> **Task details**
Repeat the records verbatim and leave the pictures out of your copy.

Chart and figure data
▼▼▼

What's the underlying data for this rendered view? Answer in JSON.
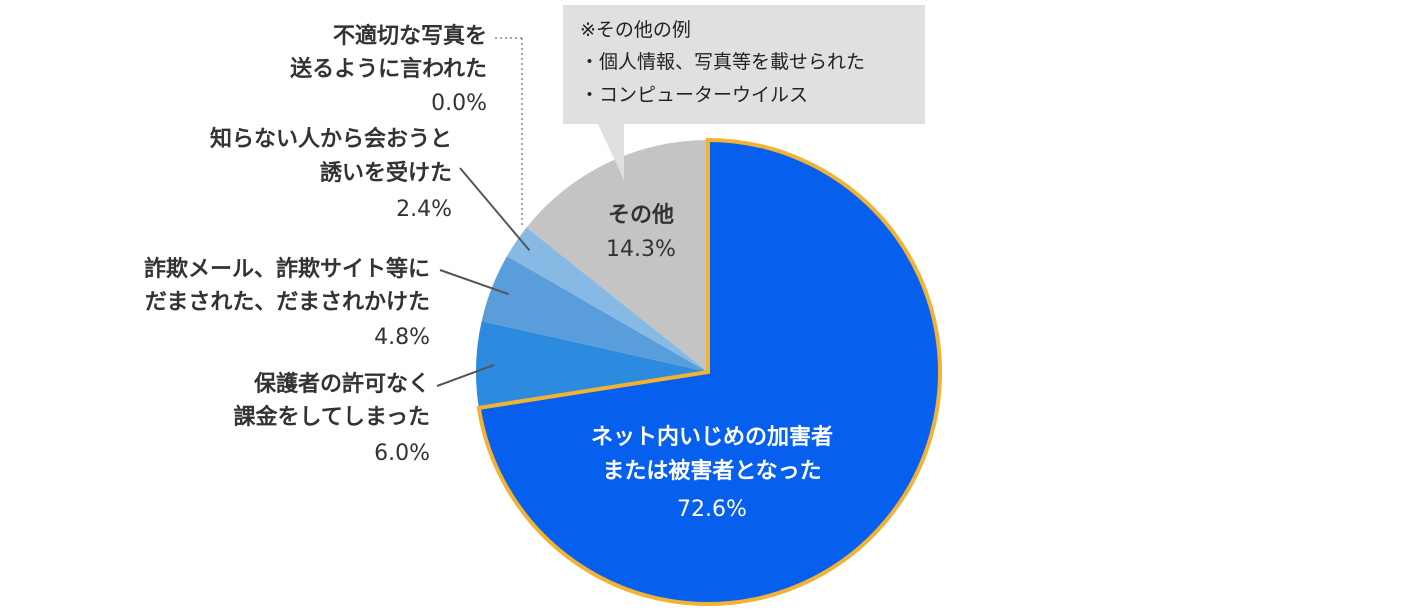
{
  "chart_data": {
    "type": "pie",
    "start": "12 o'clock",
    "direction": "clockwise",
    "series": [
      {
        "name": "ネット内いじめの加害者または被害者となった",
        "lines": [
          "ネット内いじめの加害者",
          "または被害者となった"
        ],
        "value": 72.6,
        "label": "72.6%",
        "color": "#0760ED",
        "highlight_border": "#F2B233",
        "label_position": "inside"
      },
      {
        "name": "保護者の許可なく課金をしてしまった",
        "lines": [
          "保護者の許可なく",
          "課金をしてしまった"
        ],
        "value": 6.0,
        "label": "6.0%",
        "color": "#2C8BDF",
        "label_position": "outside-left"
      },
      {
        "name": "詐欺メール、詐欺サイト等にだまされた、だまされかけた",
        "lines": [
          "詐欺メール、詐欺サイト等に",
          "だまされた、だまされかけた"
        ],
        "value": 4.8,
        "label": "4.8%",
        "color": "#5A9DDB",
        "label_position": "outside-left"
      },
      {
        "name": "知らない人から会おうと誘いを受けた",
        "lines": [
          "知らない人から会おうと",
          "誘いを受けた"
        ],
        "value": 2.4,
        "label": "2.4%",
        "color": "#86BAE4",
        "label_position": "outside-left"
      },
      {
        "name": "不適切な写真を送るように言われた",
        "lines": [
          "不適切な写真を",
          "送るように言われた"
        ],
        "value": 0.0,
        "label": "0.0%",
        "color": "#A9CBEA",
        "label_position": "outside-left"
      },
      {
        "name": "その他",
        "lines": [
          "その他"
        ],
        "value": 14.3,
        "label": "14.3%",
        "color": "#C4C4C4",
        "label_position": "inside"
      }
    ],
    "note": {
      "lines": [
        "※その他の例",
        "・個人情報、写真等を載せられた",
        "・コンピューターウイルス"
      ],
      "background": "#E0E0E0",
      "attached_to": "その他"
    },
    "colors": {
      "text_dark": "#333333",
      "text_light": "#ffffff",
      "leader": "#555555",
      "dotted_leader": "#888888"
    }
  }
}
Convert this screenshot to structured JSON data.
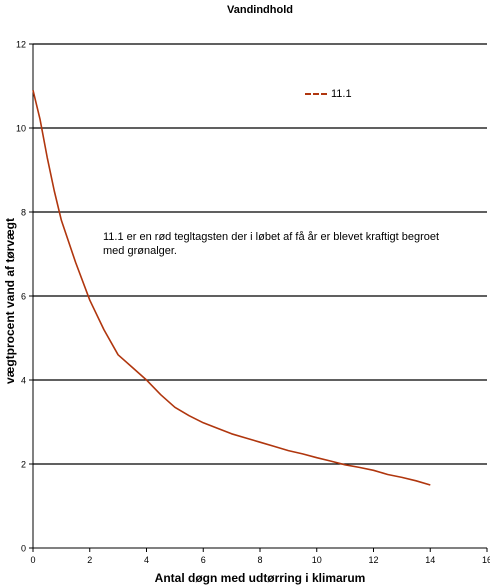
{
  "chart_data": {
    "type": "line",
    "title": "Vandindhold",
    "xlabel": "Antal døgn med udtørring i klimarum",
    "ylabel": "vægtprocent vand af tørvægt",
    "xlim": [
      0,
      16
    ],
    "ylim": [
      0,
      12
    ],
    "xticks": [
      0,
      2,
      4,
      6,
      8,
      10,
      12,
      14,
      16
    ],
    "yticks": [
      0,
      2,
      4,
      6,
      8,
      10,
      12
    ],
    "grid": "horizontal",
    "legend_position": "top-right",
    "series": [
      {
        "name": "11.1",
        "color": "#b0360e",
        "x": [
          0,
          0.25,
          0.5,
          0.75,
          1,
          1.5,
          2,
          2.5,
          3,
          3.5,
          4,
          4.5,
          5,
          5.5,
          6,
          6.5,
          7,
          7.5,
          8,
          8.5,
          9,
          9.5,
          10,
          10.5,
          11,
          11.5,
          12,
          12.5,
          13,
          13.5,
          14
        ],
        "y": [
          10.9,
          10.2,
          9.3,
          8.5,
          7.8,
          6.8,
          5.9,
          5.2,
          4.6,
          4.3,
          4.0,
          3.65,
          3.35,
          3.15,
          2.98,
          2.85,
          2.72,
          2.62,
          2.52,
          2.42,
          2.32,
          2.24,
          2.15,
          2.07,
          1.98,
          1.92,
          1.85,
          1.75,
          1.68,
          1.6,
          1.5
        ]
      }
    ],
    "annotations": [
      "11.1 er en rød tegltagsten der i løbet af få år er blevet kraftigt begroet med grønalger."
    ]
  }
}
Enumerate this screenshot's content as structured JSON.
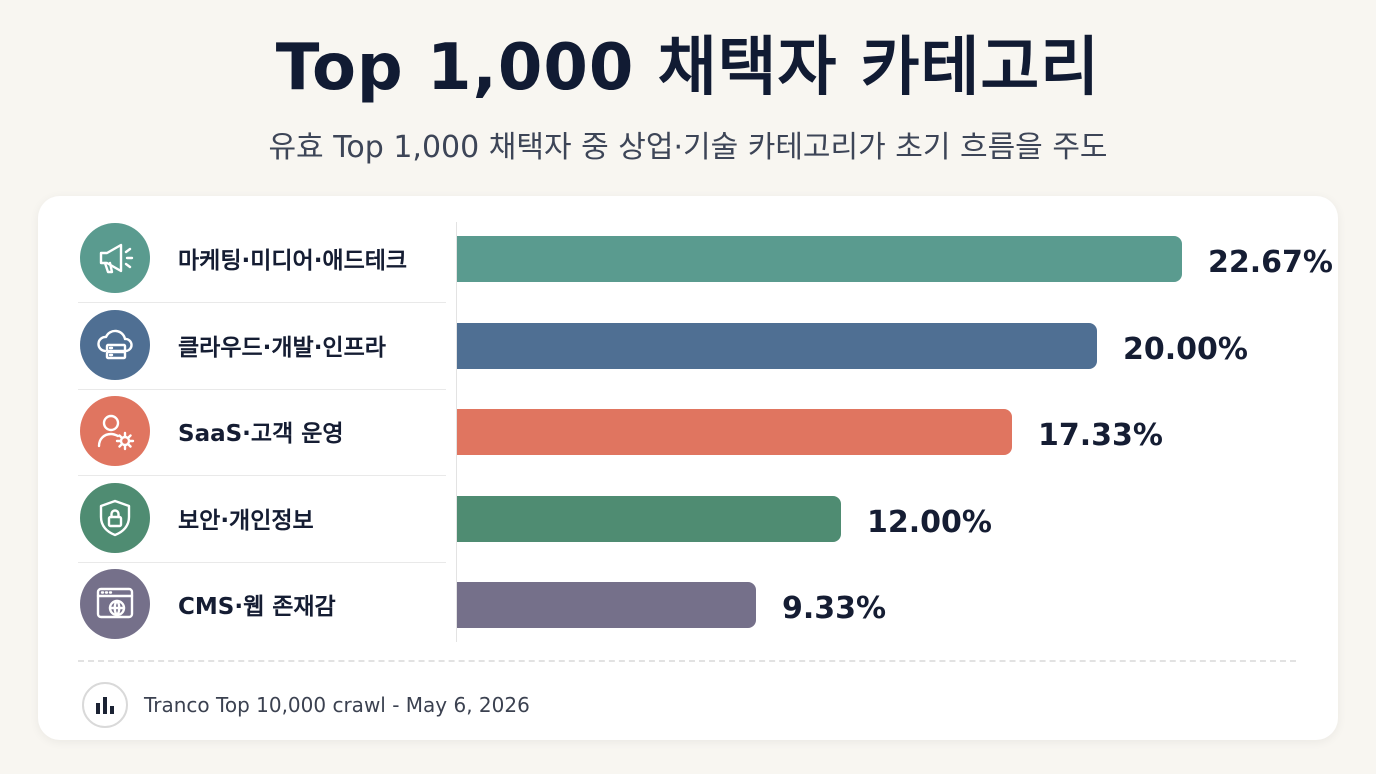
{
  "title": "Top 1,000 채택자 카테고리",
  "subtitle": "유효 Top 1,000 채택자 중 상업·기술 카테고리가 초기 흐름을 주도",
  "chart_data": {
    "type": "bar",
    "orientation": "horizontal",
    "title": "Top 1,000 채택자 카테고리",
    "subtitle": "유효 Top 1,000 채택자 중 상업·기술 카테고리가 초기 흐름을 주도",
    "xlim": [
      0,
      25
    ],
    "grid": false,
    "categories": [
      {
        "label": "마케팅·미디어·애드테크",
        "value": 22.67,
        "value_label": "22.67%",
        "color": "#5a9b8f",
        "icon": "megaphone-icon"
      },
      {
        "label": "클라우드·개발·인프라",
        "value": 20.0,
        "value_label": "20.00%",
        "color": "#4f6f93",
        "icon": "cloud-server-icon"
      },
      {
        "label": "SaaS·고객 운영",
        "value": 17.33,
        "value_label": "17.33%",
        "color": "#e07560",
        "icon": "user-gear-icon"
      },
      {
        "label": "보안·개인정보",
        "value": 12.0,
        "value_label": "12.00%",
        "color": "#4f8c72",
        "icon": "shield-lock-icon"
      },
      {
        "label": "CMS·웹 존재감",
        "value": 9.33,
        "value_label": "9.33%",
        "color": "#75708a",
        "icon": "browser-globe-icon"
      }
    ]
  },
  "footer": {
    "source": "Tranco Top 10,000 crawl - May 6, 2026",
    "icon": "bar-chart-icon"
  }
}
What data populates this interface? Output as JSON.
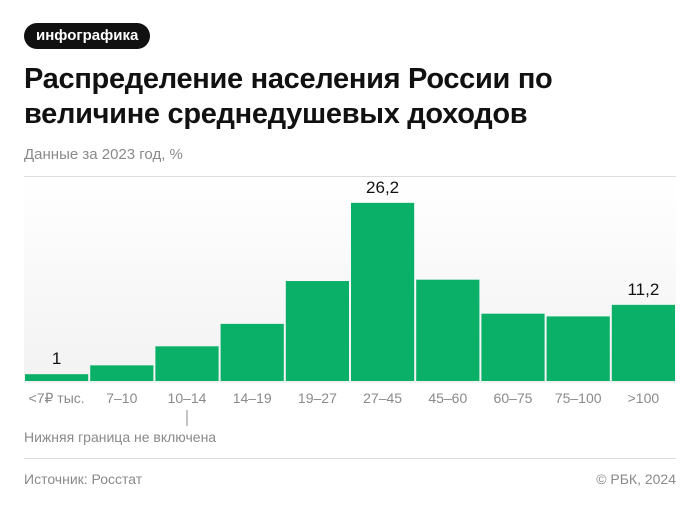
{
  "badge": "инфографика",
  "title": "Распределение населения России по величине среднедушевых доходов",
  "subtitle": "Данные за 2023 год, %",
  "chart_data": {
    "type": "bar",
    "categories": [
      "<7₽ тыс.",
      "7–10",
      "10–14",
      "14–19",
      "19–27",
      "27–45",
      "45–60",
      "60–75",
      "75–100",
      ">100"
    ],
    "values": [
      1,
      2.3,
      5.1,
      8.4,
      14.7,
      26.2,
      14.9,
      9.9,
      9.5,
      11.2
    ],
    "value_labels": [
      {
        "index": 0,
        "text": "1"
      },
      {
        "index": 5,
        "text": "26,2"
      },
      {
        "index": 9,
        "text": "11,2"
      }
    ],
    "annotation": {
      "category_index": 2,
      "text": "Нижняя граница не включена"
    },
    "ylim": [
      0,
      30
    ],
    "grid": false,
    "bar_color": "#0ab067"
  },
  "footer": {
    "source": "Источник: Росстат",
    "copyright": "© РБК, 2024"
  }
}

▲▲▲

> **The solution**
What's the underlying data for this rendered view? Answer in JSON.
{
  "chart_data": {
    "type": "pie",
    "start": "12 o'clock",
    "direction": "clockwise",
    "series": [
      {
        "name": "ネット内いじめの加害者または被害者となった",
        "lines": [
          "ネット内いじめの加害者",
          "または被害者となった"
        ],
        "value": 72.6,
        "label": "72.6%",
        "color": "#0760ED",
        "highlight_border": "#F2B233",
        "label_position": "inside"
      },
      {
        "name": "保護者の許可なく課金をしてしまった",
        "lines": [
          "保護者の許可なく",
          "課金をしてしまった"
        ],
        "value": 6.0,
        "label": "6.0%",
        "color": "#2C8BDF",
        "label_position": "outside-left"
      },
      {
        "name": "詐欺メール、詐欺サイト等にだまされた、だまされかけた",
        "lines": [
          "詐欺メール、詐欺サイト等に",
          "だまされた、だまされかけた"
        ],
        "value": 4.8,
        "label": "4.8%",
        "color": "#5A9DDB",
        "label_position": "outside-left"
      },
      {
        "name": "知らない人から会おうと誘いを受けた",
        "lines": [
          "知らない人から会おうと",
          "誘いを受けた"
        ],
        "value": 2.4,
        "label": "2.4%",
        "color": "#86BAE4",
        "label_position": "outside-left"
      },
      {
        "name": "不適切な写真を送るように言われた",
        "lines": [
          "不適切な写真を",
          "送るように言われた"
        ],
        "value": 0.0,
        "label": "0.0%",
        "color": "#A9CBEA",
        "label_position": "outside-left"
      },
      {
        "name": "その他",
        "lines": [
          "その他"
        ],
        "value": 14.3,
        "label": "14.3%",
        "color": "#C4C4C4",
        "label_position": "inside"
      }
    ],
    "note": {
      "lines": [
        "※その他の例",
        "・個人情報、写真等を載せられた",
        "・コンピューターウイルス"
      ],
      "background": "#E0E0E0",
      "attached_to": "その他"
    },
    "colors": {
      "text_dark": "#333333",
      "text_light": "#ffffff",
      "leader": "#555555",
      "dotted_leader": "#888888"
    }
  }
}
Convert this screenshot to structured JSON data.
{
  "chart_data": {
    "type": "line",
    "title": "Vandindhold",
    "xlabel": "Antal døgn med udtørring i klimarum",
    "ylabel": "vægtprocent vand af tørvægt",
    "xlim": [
      0,
      16
    ],
    "ylim": [
      0,
      12
    ],
    "xticks": [
      0,
      2,
      4,
      6,
      8,
      10,
      12,
      14,
      16
    ],
    "yticks": [
      0,
      2,
      4,
      6,
      8,
      10,
      12
    ],
    "grid": "horizontal",
    "legend_position": "top-right",
    "series": [
      {
        "name": "11.1",
        "color": "#b0360e",
        "x": [
          0,
          0.25,
          0.5,
          0.75,
          1,
          1.5,
          2,
          2.5,
          3,
          3.5,
          4,
          4.5,
          5,
          5.5,
          6,
          6.5,
          7,
          7.5,
          8,
          8.5,
          9,
          9.5,
          10,
          10.5,
          11,
          11.5,
          12,
          12.5,
          13,
          13.5,
          14
        ],
        "y": [
          10.9,
          10.2,
          9.3,
          8.5,
          7.8,
          6.8,
          5.9,
          5.2,
          4.6,
          4.3,
          4.0,
          3.65,
          3.35,
          3.15,
          2.98,
          2.85,
          2.72,
          2.62,
          2.52,
          2.42,
          2.32,
          2.24,
          2.15,
          2.07,
          1.98,
          1.92,
          1.85,
          1.75,
          1.68,
          1.6,
          1.5
        ]
      }
    ],
    "annotations": [
      "11.1 er en rød tegltagsten der i løbet af få år er blevet kraftigt begroet med grønalger."
    ]
  }
}
Enumerate this screenshot's content as structured JSON.
{
  "title": "Top 1,000 채택자 카테고리",
  "subtitle": "유효 Top 1,000 채택자 중 상업·기술 카테고리가 초기 흐름을 주도",
  "chart_data": {
    "type": "bar",
    "orientation": "horizontal",
    "title": "Top 1,000 채택자 카테고리",
    "subtitle": "유효 Top 1,000 채택자 중 상업·기술 카테고리가 초기 흐름을 주도",
    "xlim": [
      0,
      25
    ],
    "grid": false,
    "categories": [
      {
        "label": "마케팅·미디어·애드테크",
        "value": 22.67,
        "value_label": "22.67%",
        "color": "#5a9b8f",
        "icon": "megaphone-icon"
      },
      {
        "label": "클라우드·개발·인프라",
        "value": 20.0,
        "value_label": "20.00%",
        "color": "#4f6f93",
        "icon": "cloud-server-icon"
      },
      {
        "label": "SaaS·고객 운영",
        "value": 17.33,
        "value_label": "17.33%",
        "color": "#e07560",
        "icon": "user-gear-icon"
      },
      {
        "label": "보안·개인정보",
        "value": 12.0,
        "value_label": "12.00%",
        "color": "#4f8c72",
        "icon": "shield-lock-icon"
      },
      {
        "label": "CMS·웹 존재감",
        "value": 9.33,
        "value_label": "9.33%",
        "color": "#75708a",
        "icon": "browser-globe-icon"
      }
    ]
  },
  "footer": {
    "source": "Tranco Top 10,000 crawl - May 6, 2026",
    "icon": "bar-chart-icon"
  }
}
What data populates this interface? Output as JSON.
{
  "badge": "инфографика",
  "title": "Распределение населения России по величине среднедушевых доходов",
  "subtitle": "Данные за 2023 год, %",
  "chart_data": {
    "type": "bar",
    "categories": [
      "<7₽ тыс.",
      "7–10",
      "10–14",
      "14–19",
      "19–27",
      "27–45",
      "45–60",
      "60–75",
      "75–100",
      ">100"
    ],
    "values": [
      1,
      2.3,
      5.1,
      8.4,
      14.7,
      26.2,
      14.9,
      9.9,
      9.5,
      11.2
    ],
    "value_labels": [
      {
        "index": 0,
        "text": "1"
      },
      {
        "index": 5,
        "text": "26,2"
      },
      {
        "index": 9,
        "text": "11,2"
      }
    ],
    "annotation": {
      "category_index": 2,
      "text": "Нижняя граница не включена"
    },
    "ylim": [
      0,
      30
    ],
    "grid": false,
    "bar_color": "#0ab067"
  },
  "footer": {
    "source": "Источник: Росстат",
    "copyright": "© РБК, 2024"
  }
}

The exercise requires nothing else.